* START INPUT MATERIAL *

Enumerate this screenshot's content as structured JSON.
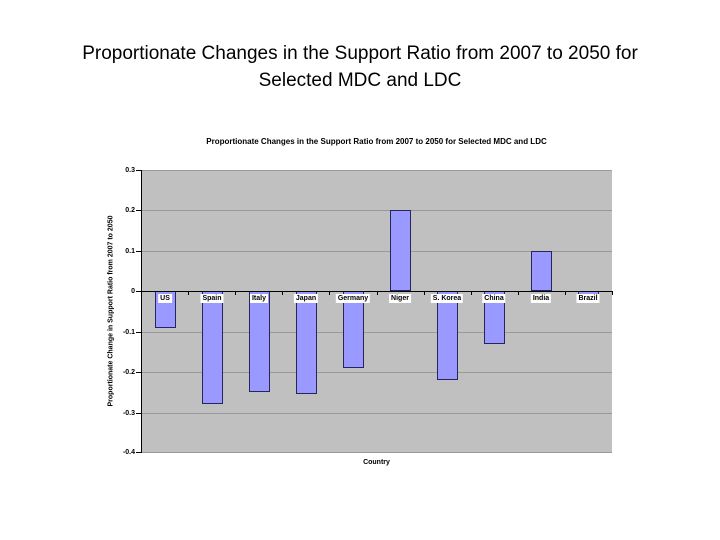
{
  "slide": {
    "title": "Proportionate Changes in the Support Ratio from 2007 to 2050 for Selected MDC and LDC"
  },
  "chart_data": {
    "type": "bar",
    "title": "Proportionate Changes in the Support Ratio from 2007 to 2050 for Selected MDC and LDC",
    "xlabel": "Country",
    "ylabel": "Proportionate Change in Support Ratio from 2007 to 2050",
    "categories": [
      "US",
      "Spain",
      "Italy",
      "Japan",
      "Germany",
      "Niger",
      "S. Korea",
      "China",
      "India",
      "Brazil"
    ],
    "values": [
      -0.09,
      -0.28,
      -0.25,
      -0.255,
      -0.19,
      0.2,
      -0.22,
      -0.13,
      0.1,
      -0.015
    ],
    "ylim": [
      -0.4,
      0.3
    ],
    "ytick_labels": [
      "0.3",
      "0.2",
      "0.1",
      "0",
      "-0.1",
      "-0.2",
      "-0.3",
      "-0.4"
    ],
    "grid": true,
    "legend": false,
    "colors": {
      "bar_fill": "#9999FF",
      "bar_border": "#26265C",
      "plot_bg": "#C0C0C0",
      "gridline": "#999999",
      "axis": "#000000"
    }
  }
}
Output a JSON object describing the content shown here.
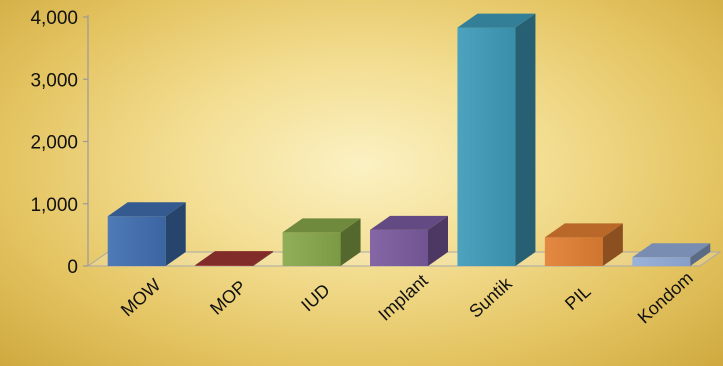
{
  "chart_data": {
    "type": "bar",
    "title": "",
    "xlabel": "",
    "ylabel": "",
    "categories": [
      "MOW",
      "MOP",
      "IUD",
      "Implant",
      "Suntik",
      "PIL",
      "Kondom"
    ],
    "values": [
      800,
      15,
      540,
      580,
      3830,
      460,
      140
    ],
    "ylim": [
      0,
      4000
    ],
    "yticks": [
      "0",
      "1,000",
      "2,000",
      "3,000",
      "4,000"
    ],
    "grid": false,
    "legend": "none",
    "colors": [
      "#3f6eb0",
      "#9e3633",
      "#87a74a",
      "#7a5a9e",
      "#3e9bb8",
      "#e17f32",
      "#92acd8"
    ]
  }
}
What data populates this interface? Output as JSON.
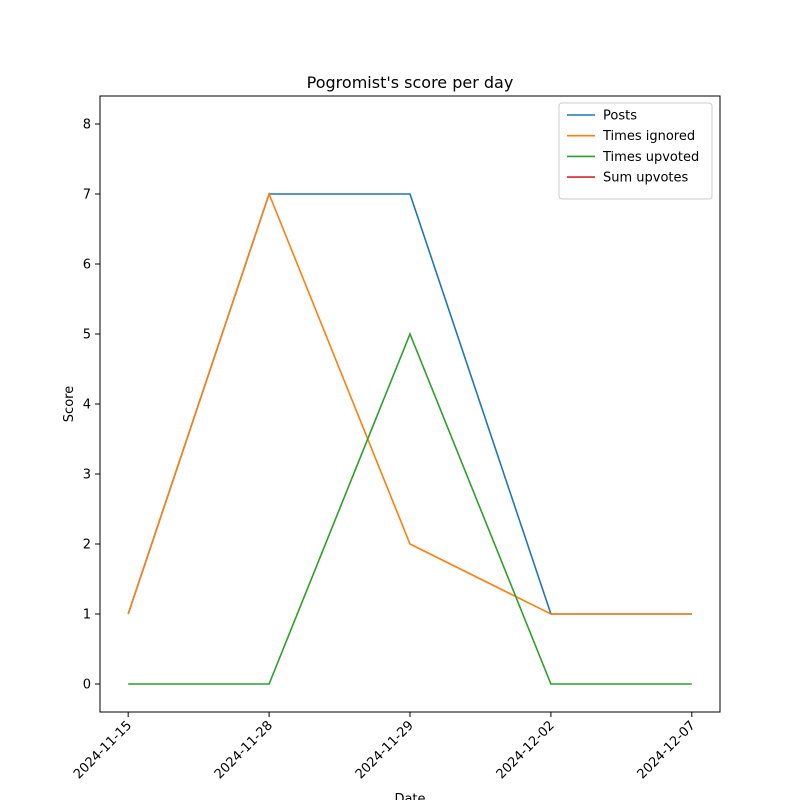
{
  "chart_data": {
    "type": "line",
    "title": "Pogromist's score per day",
    "xlabel": "Date",
    "ylabel": "Score",
    "categories": [
      "2024-11-15",
      "2024-11-28",
      "2024-11-29",
      "2024-12-02",
      "2024-12-07"
    ],
    "series": [
      {
        "name": "Posts",
        "color": "#1f77b4",
        "values": [
          1,
          7,
          7,
          1,
          1
        ]
      },
      {
        "name": "Times ignored",
        "color": "#ff7f0e",
        "values": [
          1,
          7,
          2,
          1,
          1
        ]
      },
      {
        "name": "Times upvoted",
        "color": "#2ca02c",
        "values": [
          0,
          0,
          5,
          0,
          0
        ]
      },
      {
        "name": "Sum upvotes",
        "color": "#d62728",
        "values": [
          null,
          null,
          null,
          null,
          null
        ]
      }
    ],
    "ylim": [
      -0.4,
      8.4
    ],
    "yticks": [
      0,
      1,
      2,
      3,
      4,
      5,
      6,
      7,
      8
    ],
    "legend": "upper right",
    "grid": false
  }
}
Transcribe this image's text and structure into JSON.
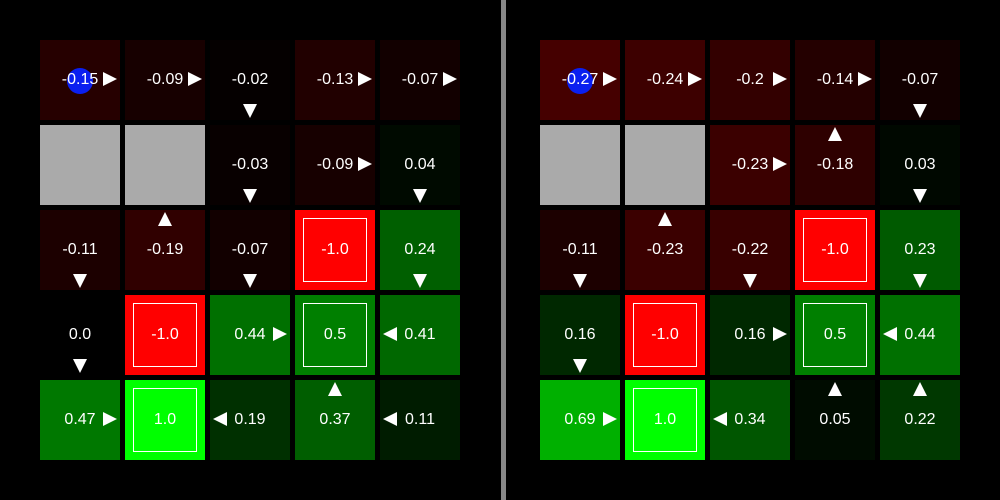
{
  "colors": {
    "background": "#000000",
    "wall": "#aaaaaa",
    "divider": "#888888",
    "agent": "#0a1ff0",
    "text": "#ffffff"
  },
  "panels": [
    {
      "id": "left",
      "cells": [
        [
          {
            "type": "normal",
            "value": "-0.15",
            "arrow": "right",
            "agent": true,
            "color": "#260000"
          },
          {
            "type": "normal",
            "value": "-0.09",
            "arrow": "right",
            "color": "#170000"
          },
          {
            "type": "normal",
            "value": "-0.02",
            "arrow": "down",
            "color": "#050000"
          },
          {
            "type": "normal",
            "value": "-0.13",
            "arrow": "right",
            "color": "#210000"
          },
          {
            "type": "normal",
            "value": "-0.07",
            "arrow": "right",
            "color": "#120000"
          }
        ],
        [
          {
            "type": "wall"
          },
          {
            "type": "wall"
          },
          {
            "type": "normal",
            "value": "-0.03",
            "arrow": "down",
            "color": "#080000"
          },
          {
            "type": "normal",
            "value": "-0.09",
            "arrow": "right",
            "color": "#170000"
          },
          {
            "type": "normal",
            "value": "0.04",
            "arrow": "down",
            "color": "#000a00"
          }
        ],
        [
          {
            "type": "normal",
            "value": "-0.11",
            "arrow": "down",
            "color": "#1c0000"
          },
          {
            "type": "normal",
            "value": "-0.19",
            "arrow": "up",
            "color": "#300000"
          },
          {
            "type": "normal",
            "value": "-0.07",
            "arrow": "down",
            "color": "#120000"
          },
          {
            "type": "terminal",
            "value": "-1.0",
            "color": "#ff0000"
          },
          {
            "type": "normal",
            "value": "0.24",
            "arrow": "down",
            "color": "#005f00"
          }
        ],
        [
          {
            "type": "normal",
            "value": "0.0",
            "arrow": "down",
            "color": "#000000"
          },
          {
            "type": "terminal",
            "value": "-1.0",
            "color": "#ff0000"
          },
          {
            "type": "normal",
            "value": "0.44",
            "arrow": "right",
            "color": "#007000"
          },
          {
            "type": "terminal",
            "value": "0.5",
            "color": "#007f00"
          },
          {
            "type": "normal",
            "value": "0.41",
            "arrow": "left",
            "color": "#006800"
          }
        ],
        [
          {
            "type": "normal",
            "value": "0.47",
            "arrow": "right",
            "color": "#007800"
          },
          {
            "type": "terminal",
            "value": "1.0",
            "color": "#00ff00"
          },
          {
            "type": "normal",
            "value": "0.19",
            "arrow": "left",
            "color": "#003000"
          },
          {
            "type": "normal",
            "value": "0.37",
            "arrow": "up",
            "color": "#005e00"
          },
          {
            "type": "normal",
            "value": "0.11",
            "arrow": "left",
            "color": "#001c00"
          }
        ]
      ]
    },
    {
      "id": "right",
      "cells": [
        [
          {
            "type": "normal",
            "value": "-0.27",
            "arrow": "right",
            "agent": true,
            "color": "#450000"
          },
          {
            "type": "normal",
            "value": "-0.24",
            "arrow": "right",
            "color": "#3d0000"
          },
          {
            "type": "normal",
            "value": "-0.2",
            "arrow": "right",
            "color": "#330000"
          },
          {
            "type": "normal",
            "value": "-0.14",
            "arrow": "right",
            "color": "#240000"
          },
          {
            "type": "normal",
            "value": "-0.07",
            "arrow": "down",
            "color": "#120000"
          }
        ],
        [
          {
            "type": "wall"
          },
          {
            "type": "wall"
          },
          {
            "type": "normal",
            "value": "-0.23",
            "arrow": "right",
            "color": "#3b0000"
          },
          {
            "type": "normal",
            "value": "-0.18",
            "arrow": "up",
            "color": "#2e0000"
          },
          {
            "type": "normal",
            "value": "0.03",
            "arrow": "down",
            "color": "#000800"
          }
        ],
        [
          {
            "type": "normal",
            "value": "-0.11",
            "arrow": "down",
            "color": "#1c0000"
          },
          {
            "type": "normal",
            "value": "-0.23",
            "arrow": "up",
            "color": "#3b0000"
          },
          {
            "type": "normal",
            "value": "-0.22",
            "arrow": "down",
            "color": "#380000"
          },
          {
            "type": "terminal",
            "value": "-1.0",
            "color": "#ff0000"
          },
          {
            "type": "normal",
            "value": "0.23",
            "arrow": "down",
            "color": "#005a00"
          }
        ],
        [
          {
            "type": "normal",
            "value": "0.16",
            "arrow": "down",
            "color": "#002800"
          },
          {
            "type": "terminal",
            "value": "-1.0",
            "color": "#ff0000"
          },
          {
            "type": "normal",
            "value": "0.16",
            "arrow": "right",
            "color": "#002800"
          },
          {
            "type": "terminal",
            "value": "0.5",
            "color": "#007f00"
          },
          {
            "type": "normal",
            "value": "0.44",
            "arrow": "left",
            "color": "#007000"
          }
        ],
        [
          {
            "type": "normal",
            "value": "0.69",
            "arrow": "right",
            "color": "#00b000"
          },
          {
            "type": "terminal",
            "value": "1.0",
            "color": "#00ff00"
          },
          {
            "type": "normal",
            "value": "0.34",
            "arrow": "left",
            "color": "#005600"
          },
          {
            "type": "normal",
            "value": "0.05",
            "arrow": "up",
            "color": "#000c00"
          },
          {
            "type": "normal",
            "value": "0.22",
            "arrow": "up",
            "color": "#003800"
          }
        ]
      ]
    }
  ]
}
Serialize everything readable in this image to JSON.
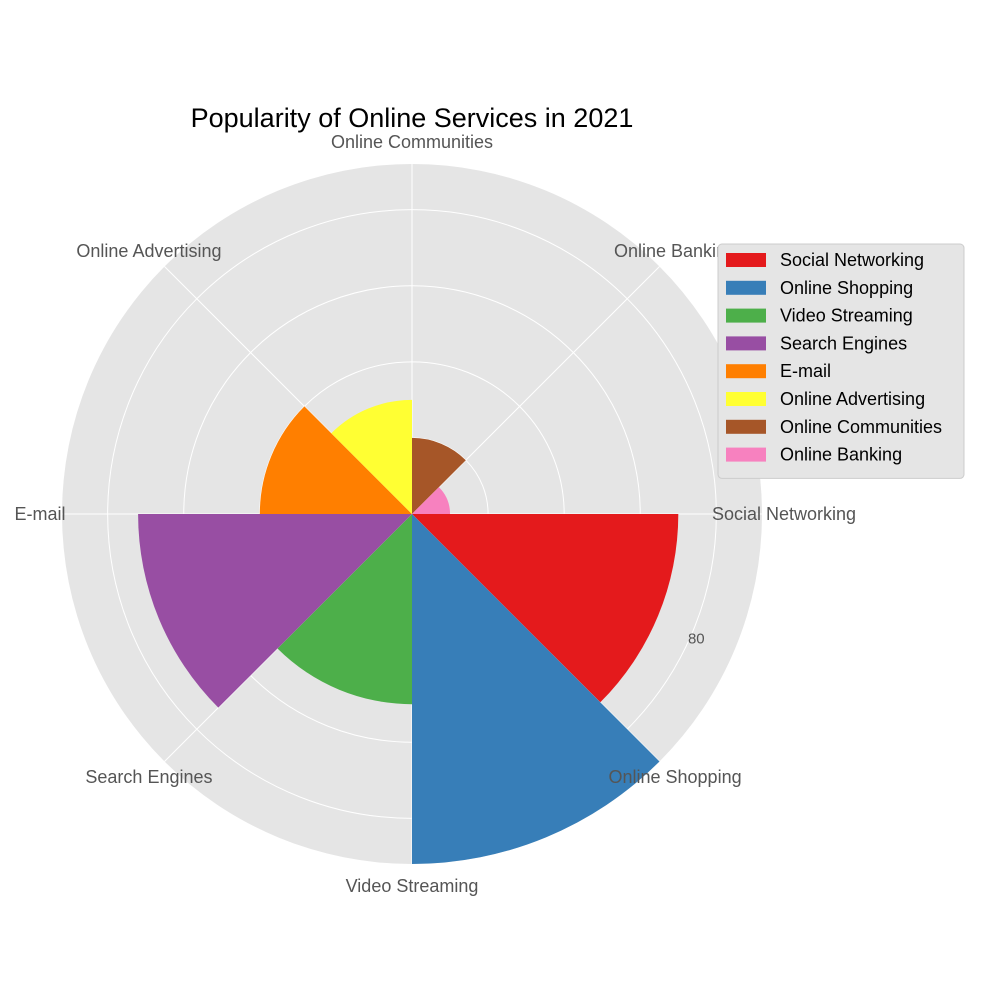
{
  "chart_data": {
    "type": "polar-bar",
    "title": "Popularity of Online Services in 2021",
    "categories": [
      "Social Networking",
      "Online Shopping",
      "Video Streaming",
      "Search Engines",
      "E-mail",
      "Online Advertising",
      "Online Communities",
      "Online Banking"
    ],
    "values": [
      70,
      92,
      50,
      72,
      40,
      30,
      20,
      10
    ],
    "colors": [
      "#e41a1c",
      "#377eb8",
      "#4daf4a",
      "#984ea3",
      "#ff7f00",
      "#ffff33",
      "#a65628",
      "#f781bf"
    ],
    "r_ticks": [
      20,
      40,
      60,
      80
    ],
    "r_tick_labels": [
      "",
      "",
      "",
      "80"
    ],
    "r_max": 92,
    "grid": true,
    "legend_position": "right",
    "background_color": "#e5e5e5",
    "grid_color": "#ffffff"
  }
}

* END INPUT MATERIAL *

In the material above, find the lines that contain "title" and show them.

▸ ANSWER IN FULL
    "title": "Proportionate Changes in the Support Ratio from 2007 to 2050 for Selected MDC and LDC"
    "title": "Proportionate Changes in the Support Ratio from 2007 to 2050 for Selected MDC and LDC",
    "title": "",
    "title": "Pogromist's score per day",
    "title": "Popularity of Online Services in 2021",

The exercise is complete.